Your objective -> Count the lines in the data below that contain the string "note". Reply with the number alone.

Records ->
-- Start --

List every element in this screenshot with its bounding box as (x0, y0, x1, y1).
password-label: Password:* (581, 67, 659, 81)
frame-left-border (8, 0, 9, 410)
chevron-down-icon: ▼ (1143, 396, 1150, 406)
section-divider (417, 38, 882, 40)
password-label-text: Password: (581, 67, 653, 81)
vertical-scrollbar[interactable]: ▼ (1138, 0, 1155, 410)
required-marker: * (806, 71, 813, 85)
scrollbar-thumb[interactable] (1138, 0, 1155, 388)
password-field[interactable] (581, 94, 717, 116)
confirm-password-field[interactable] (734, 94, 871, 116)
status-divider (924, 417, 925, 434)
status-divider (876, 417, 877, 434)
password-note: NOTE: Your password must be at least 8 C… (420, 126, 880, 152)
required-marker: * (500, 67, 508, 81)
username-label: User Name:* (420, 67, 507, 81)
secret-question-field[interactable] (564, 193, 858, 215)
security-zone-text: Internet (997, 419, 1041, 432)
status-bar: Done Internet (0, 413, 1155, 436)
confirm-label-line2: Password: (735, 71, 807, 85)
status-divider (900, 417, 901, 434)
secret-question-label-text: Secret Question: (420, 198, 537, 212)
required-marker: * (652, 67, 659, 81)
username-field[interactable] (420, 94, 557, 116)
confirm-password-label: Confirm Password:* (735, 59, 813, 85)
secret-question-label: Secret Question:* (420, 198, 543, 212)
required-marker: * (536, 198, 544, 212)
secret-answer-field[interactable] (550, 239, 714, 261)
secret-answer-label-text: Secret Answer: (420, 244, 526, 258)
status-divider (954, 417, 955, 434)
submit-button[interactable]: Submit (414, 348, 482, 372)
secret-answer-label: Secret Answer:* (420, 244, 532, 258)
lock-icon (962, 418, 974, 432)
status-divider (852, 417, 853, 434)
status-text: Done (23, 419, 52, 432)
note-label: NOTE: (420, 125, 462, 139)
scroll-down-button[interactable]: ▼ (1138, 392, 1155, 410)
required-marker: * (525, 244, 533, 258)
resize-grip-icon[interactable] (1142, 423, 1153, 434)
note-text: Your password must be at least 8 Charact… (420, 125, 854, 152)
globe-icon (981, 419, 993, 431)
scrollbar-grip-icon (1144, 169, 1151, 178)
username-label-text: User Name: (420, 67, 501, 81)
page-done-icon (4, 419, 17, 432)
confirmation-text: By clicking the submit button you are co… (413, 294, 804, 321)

-- End --

Written response -> 3